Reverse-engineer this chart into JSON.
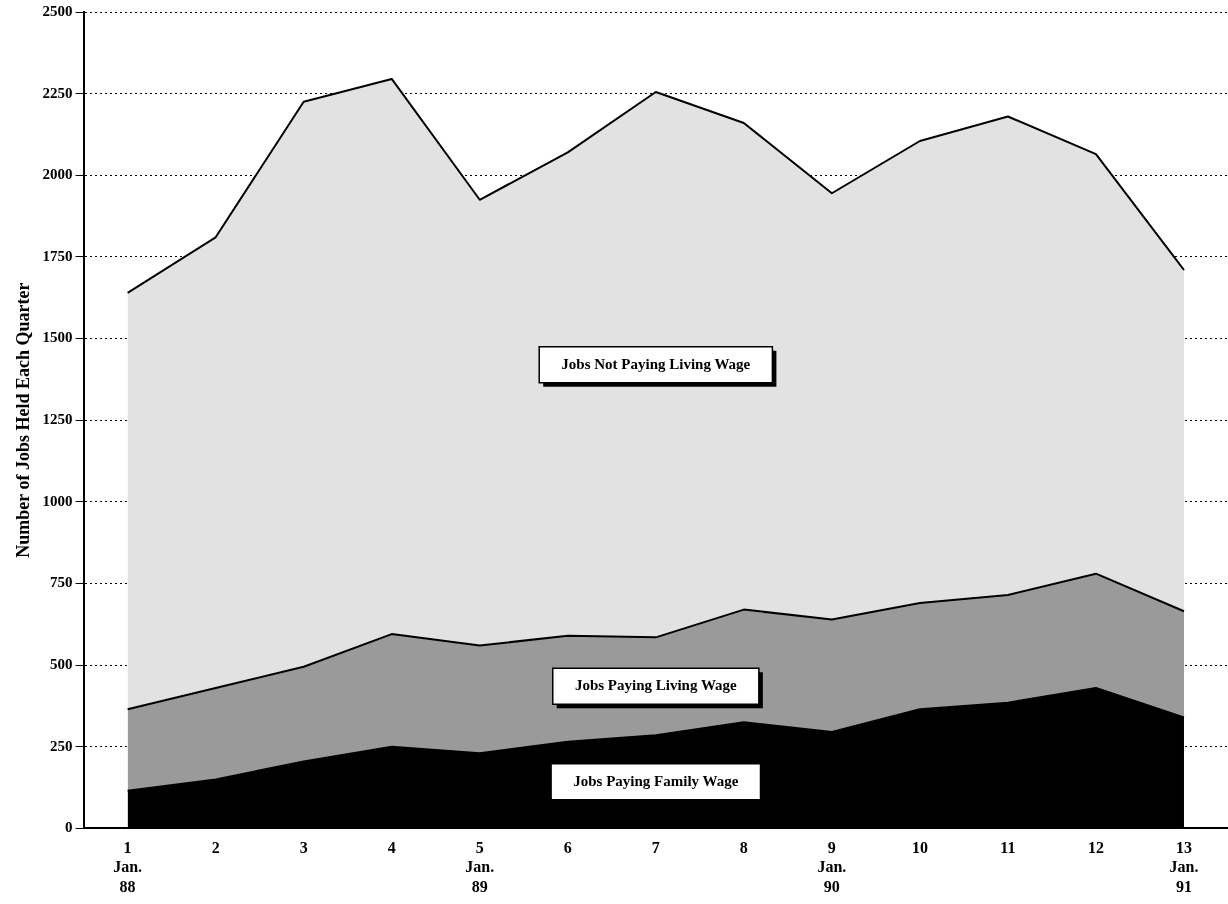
{
  "chart_data": {
    "type": "area",
    "stacked": true,
    "ylabel": "Number of Jobs Held Each Quarter",
    "categories": [
      "1\nJan.\n88",
      "2",
      "3",
      "4",
      "5\nJan.\n89",
      "6",
      "7",
      "8",
      "9\nJan.\n90",
      "10",
      "11",
      "12",
      "13\nJan.\n91"
    ],
    "series": [
      {
        "name": "Jobs Paying Family Wage",
        "color": "#000000",
        "values": [
          115,
          150,
          205,
          250,
          230,
          265,
          285,
          325,
          295,
          365,
          385,
          430,
          340
        ]
      },
      {
        "name": "Jobs Paying Living Wage",
        "color": "#9a9a9a",
        "values": [
          250,
          280,
          290,
          345,
          330,
          325,
          300,
          345,
          345,
          325,
          330,
          350,
          325
        ]
      },
      {
        "name": "Jobs Not Paying Living Wage",
        "color": "#e2e2e2",
        "values": [
          1275,
          1380,
          1730,
          1700,
          1365,
          1480,
          1670,
          1490,
          1305,
          1415,
          1465,
          1285,
          1045
        ]
      }
    ],
    "ylim": [
      0,
      2500
    ],
    "yticks": [
      0,
      250,
      500,
      750,
      1000,
      1250,
      1500,
      1750,
      2000,
      2250,
      2500
    ],
    "grid": "y",
    "legend": false
  }
}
○ ○ ○
**Aim of the exercise**
Leave images out of the retyped records; keep all else exact.

**Exercise response**
Reverse-engineer this chart into JSON.
{
  "chart_data": {
    "type": "area",
    "stacked": true,
    "ylabel": "Number of Jobs Held Each Quarter",
    "categories": [
      "1\nJan.\n88",
      "2",
      "3",
      "4",
      "5\nJan.\n89",
      "6",
      "7",
      "8",
      "9\nJan.\n90",
      "10",
      "11",
      "12",
      "13\nJan.\n91"
    ],
    "series": [
      {
        "name": "Jobs Paying Family Wage",
        "color": "#000000",
        "values": [
          115,
          150,
          205,
          250,
          230,
          265,
          285,
          325,
          295,
          365,
          385,
          430,
          340
        ]
      },
      {
        "name": "Jobs Paying Living Wage",
        "color": "#9a9a9a",
        "values": [
          250,
          280,
          290,
          345,
          330,
          325,
          300,
          345,
          345,
          325,
          330,
          350,
          325
        ]
      },
      {
        "name": "Jobs Not Paying Living Wage",
        "color": "#e2e2e2",
        "values": [
          1275,
          1380,
          1730,
          1700,
          1365,
          1480,
          1670,
          1490,
          1305,
          1415,
          1465,
          1285,
          1045
        ]
      }
    ],
    "ylim": [
      0,
      2500
    ],
    "yticks": [
      0,
      250,
      500,
      750,
      1000,
      1250,
      1500,
      1750,
      2000,
      2250,
      2500
    ],
    "grid": "y",
    "legend": false
  }
}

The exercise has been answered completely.